WORK INSTRUCTIONS —
Every line of the data must be copied exactly.

Excerpt from a dataset
........
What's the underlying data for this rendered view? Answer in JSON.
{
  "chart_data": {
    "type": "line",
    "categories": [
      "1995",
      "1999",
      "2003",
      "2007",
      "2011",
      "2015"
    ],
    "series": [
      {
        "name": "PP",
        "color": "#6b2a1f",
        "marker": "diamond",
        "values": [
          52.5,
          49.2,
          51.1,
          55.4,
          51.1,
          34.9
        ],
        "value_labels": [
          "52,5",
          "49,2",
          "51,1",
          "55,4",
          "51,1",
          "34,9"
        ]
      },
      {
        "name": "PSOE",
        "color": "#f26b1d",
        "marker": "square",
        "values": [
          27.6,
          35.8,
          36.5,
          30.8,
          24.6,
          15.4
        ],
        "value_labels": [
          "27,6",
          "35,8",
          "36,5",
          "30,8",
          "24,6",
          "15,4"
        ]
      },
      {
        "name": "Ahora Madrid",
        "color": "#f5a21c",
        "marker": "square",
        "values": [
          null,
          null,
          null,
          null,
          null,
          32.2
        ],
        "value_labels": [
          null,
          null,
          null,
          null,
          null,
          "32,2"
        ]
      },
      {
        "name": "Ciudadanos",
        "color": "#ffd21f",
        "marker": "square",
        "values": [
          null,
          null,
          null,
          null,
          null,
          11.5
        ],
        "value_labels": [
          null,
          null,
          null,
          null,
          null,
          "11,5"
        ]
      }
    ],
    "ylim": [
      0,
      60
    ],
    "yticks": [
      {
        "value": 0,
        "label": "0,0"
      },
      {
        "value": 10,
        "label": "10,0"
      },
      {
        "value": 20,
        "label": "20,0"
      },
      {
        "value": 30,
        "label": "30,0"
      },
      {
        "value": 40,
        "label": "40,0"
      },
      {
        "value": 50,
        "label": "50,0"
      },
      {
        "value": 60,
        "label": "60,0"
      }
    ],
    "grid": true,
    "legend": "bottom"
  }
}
........
SOLUTION TO THIS PROBLEM —
What's the underlying data for this rendered view? Answer in JSON.
{
  "chart_data": {
    "type": "line",
    "categories": [
      "1995",
      "1999",
      "2003",
      "2007",
      "2011",
      "2015"
    ],
    "series": [
      {
        "name": "PP",
        "color": "#6b2a1f",
        "marker": "diamond",
        "values": [
          52.5,
          49.2,
          51.1,
          55.4,
          51.1,
          34.9
        ],
        "value_labels": [
          "52,5",
          "49,2",
          "51,1",
          "55,4",
          "51,1",
          "34,9"
        ]
      },
      {
        "name": "PSOE",
        "color": "#f26b1d",
        "marker": "square",
        "values": [
          27.6,
          35.8,
          36.5,
          30.8,
          24.6,
          15.4
        ],
        "value_labels": [
          "27,6",
          "35,8",
          "36,5",
          "30,8",
          "24,6",
          "15,4"
        ]
      },
      {
        "name": "Ahora Madrid",
        "color": "#f5a21c",
        "marker": "square",
        "values": [
          null,
          null,
          null,
          null,
          null,
          32.2
        ],
        "value_labels": [
          null,
          null,
          null,
          null,
          null,
          "32,2"
        ]
      },
      {
        "name": "Ciudadanos",
        "color": "#ffd21f",
        "marker": "square",
        "values": [
          null,
          null,
          null,
          null,
          null,
          11.5
        ],
        "value_labels": [
          null,
          null,
          null,
          null,
          null,
          "11,5"
        ]
      }
    ],
    "ylim": [
      0,
      60
    ],
    "yticks": [
      {
        "value": 0,
        "label": "0,0"
      },
      {
        "value": 10,
        "label": "10,0"
      },
      {
        "value": 20,
        "label": "20,0"
      },
      {
        "value": 30,
        "label": "30,0"
      },
      {
        "value": 40,
        "label": "40,0"
      },
      {
        "value": 50,
        "label": "50,0"
      },
      {
        "value": 60,
        "label": "60,0"
      }
    ],
    "grid": true,
    "legend": "bottom"
  }
}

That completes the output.